++++ MATERIAL PROVIDED

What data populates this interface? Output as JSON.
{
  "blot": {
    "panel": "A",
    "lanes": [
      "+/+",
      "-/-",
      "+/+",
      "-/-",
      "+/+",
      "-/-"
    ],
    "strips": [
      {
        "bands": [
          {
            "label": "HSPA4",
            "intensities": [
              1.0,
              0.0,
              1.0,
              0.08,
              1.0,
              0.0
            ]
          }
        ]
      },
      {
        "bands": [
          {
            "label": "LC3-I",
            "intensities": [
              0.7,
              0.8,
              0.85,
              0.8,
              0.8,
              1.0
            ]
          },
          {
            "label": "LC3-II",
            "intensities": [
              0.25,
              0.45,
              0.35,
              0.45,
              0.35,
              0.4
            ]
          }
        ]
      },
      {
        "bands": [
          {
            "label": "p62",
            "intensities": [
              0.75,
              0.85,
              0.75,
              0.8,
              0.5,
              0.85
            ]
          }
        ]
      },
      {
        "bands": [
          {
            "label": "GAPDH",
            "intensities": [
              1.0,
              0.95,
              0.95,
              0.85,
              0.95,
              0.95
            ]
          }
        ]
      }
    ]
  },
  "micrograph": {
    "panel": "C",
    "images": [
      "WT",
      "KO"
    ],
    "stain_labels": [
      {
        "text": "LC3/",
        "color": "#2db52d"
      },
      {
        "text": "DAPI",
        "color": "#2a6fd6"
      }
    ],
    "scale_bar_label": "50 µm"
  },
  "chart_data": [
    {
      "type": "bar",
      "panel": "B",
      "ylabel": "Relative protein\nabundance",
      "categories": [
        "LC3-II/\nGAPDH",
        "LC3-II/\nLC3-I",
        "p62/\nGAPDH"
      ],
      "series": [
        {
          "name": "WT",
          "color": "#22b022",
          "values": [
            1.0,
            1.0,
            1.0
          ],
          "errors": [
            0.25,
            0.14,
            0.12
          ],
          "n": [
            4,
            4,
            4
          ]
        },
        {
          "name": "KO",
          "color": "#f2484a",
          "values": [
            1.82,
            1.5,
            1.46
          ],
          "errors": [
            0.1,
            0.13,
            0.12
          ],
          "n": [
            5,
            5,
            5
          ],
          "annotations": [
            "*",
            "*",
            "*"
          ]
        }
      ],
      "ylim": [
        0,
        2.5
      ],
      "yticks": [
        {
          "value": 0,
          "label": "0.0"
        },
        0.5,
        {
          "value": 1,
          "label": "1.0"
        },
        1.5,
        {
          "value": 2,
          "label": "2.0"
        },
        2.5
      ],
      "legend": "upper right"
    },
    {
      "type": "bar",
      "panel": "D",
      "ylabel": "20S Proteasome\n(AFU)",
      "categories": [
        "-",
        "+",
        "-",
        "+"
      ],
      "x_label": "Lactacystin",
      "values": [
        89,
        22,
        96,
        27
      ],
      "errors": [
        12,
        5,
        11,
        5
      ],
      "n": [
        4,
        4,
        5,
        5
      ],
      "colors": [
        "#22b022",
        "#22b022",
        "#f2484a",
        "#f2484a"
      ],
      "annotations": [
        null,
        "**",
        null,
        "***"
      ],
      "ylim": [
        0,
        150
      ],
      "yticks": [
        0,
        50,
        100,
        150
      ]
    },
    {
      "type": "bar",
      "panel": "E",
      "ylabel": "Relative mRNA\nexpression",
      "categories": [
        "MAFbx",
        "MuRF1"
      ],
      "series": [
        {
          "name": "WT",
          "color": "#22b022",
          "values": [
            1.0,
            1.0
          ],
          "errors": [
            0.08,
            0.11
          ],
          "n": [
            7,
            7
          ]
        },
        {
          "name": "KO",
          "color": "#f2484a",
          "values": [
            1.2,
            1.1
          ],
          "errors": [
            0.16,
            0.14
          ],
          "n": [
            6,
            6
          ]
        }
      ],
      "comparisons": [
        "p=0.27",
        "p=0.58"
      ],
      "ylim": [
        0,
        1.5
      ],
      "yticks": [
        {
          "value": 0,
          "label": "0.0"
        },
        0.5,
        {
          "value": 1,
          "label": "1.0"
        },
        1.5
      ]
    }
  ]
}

++++++++

- WHAT THIS TASK INVOLVES -
Using the listing above, pull out all lines that hold the word "ylabel".

- EXERCISE RESPONSE -
      "ylabel": "Relative protein\nabundance",
      "ylabel": "20S Proteasome\n(AFU)",
      "ylabel": "Relative mRNA\nexpression",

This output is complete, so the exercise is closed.